WHAT NEEDS TO BE DONE —
Check each line of the records below for the word "PDEs" and copy those where it appears.

INPUT DATA —
◇ ◇ ◇

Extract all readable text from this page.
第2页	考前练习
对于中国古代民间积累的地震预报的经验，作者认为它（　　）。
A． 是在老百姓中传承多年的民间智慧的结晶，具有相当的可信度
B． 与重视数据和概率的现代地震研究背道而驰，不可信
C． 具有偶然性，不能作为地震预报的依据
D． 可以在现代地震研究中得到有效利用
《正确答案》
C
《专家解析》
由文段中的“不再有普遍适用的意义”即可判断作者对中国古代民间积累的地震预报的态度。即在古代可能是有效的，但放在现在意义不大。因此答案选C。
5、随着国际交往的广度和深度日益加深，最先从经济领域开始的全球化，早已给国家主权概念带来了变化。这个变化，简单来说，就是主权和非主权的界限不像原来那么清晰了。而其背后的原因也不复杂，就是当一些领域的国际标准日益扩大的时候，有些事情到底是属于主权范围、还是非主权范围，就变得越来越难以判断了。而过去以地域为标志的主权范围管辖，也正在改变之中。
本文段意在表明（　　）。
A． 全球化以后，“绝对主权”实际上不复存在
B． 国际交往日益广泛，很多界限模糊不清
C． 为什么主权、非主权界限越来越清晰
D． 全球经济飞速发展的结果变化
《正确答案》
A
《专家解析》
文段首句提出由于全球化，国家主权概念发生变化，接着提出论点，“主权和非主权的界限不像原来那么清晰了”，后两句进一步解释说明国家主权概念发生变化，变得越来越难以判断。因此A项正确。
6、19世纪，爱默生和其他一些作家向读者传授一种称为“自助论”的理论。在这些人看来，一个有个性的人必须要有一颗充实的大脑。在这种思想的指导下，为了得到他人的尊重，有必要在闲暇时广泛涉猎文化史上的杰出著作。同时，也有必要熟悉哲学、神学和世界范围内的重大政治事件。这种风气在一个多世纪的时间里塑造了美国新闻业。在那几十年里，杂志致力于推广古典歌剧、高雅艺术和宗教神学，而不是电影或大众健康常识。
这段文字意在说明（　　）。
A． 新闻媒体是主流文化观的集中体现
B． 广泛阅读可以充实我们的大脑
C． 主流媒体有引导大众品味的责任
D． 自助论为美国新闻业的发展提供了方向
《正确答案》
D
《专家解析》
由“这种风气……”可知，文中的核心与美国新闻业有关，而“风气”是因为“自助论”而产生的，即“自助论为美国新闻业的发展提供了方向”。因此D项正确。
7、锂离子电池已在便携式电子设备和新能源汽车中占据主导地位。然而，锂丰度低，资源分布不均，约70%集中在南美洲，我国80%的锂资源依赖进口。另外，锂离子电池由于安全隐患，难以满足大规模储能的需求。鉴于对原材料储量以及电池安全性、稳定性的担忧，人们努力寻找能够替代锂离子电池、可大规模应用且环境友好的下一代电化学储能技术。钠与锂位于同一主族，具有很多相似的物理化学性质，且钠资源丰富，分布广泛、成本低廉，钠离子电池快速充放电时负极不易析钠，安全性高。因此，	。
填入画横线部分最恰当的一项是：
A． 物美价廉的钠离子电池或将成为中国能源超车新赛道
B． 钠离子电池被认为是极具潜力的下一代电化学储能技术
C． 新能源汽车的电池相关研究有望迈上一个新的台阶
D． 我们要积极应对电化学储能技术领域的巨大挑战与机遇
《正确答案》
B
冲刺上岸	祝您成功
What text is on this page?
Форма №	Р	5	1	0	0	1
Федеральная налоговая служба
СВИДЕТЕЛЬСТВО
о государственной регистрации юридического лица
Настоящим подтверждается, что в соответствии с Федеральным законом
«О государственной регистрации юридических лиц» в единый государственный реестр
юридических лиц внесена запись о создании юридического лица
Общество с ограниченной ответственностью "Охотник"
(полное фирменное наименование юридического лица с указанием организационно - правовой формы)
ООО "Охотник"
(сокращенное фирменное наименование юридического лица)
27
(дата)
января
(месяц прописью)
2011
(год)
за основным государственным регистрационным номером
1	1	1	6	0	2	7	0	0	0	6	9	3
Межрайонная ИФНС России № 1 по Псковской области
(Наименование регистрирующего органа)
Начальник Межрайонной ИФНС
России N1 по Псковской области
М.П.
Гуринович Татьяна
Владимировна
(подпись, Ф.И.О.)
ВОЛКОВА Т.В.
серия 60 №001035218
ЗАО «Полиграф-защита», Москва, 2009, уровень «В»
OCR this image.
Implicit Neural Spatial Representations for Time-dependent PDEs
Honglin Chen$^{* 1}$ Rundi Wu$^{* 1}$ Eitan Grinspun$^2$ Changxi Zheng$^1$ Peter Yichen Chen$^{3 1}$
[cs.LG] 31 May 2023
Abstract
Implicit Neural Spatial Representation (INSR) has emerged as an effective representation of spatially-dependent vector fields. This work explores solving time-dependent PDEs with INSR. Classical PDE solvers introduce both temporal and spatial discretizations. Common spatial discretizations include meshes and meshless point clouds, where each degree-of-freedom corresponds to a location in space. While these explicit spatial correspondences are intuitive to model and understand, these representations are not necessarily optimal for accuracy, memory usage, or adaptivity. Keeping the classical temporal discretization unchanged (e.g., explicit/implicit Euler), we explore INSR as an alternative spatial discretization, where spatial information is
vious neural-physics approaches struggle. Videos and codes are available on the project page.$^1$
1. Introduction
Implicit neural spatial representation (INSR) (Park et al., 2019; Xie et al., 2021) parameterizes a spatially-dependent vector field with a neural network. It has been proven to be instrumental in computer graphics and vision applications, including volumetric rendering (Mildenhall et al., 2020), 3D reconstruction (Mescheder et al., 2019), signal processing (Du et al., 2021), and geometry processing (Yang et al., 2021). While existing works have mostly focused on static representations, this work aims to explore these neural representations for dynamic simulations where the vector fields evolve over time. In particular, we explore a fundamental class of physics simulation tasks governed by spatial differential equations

◇ ◇ ◇

WRITTEN SOLUTION —
Implicit Neural Spatial Representations for Time-dependent PDEs
Implicit Neural Spatial Representation (INSR) has emerged as an effective representation of spatially-dependent vector fields. This work explores solving time-dependent PDEs with INSR. Classical PDE solvers introduce both temporal and spatial discretizations. Common spatial discretizations include meshes and meshless point clouds, where each degree-of-freedom corresponds to a location in space. While these explicit spatial correspondences are intuitive to model and understand, these representations are not necessarily optimal for accuracy, memory usage, or adaptivity. Keeping the classical temporal discretization unchanged (e.g., explicit/implicit Euler), we explore INSR as an alternative spatial discretization, where spatial information is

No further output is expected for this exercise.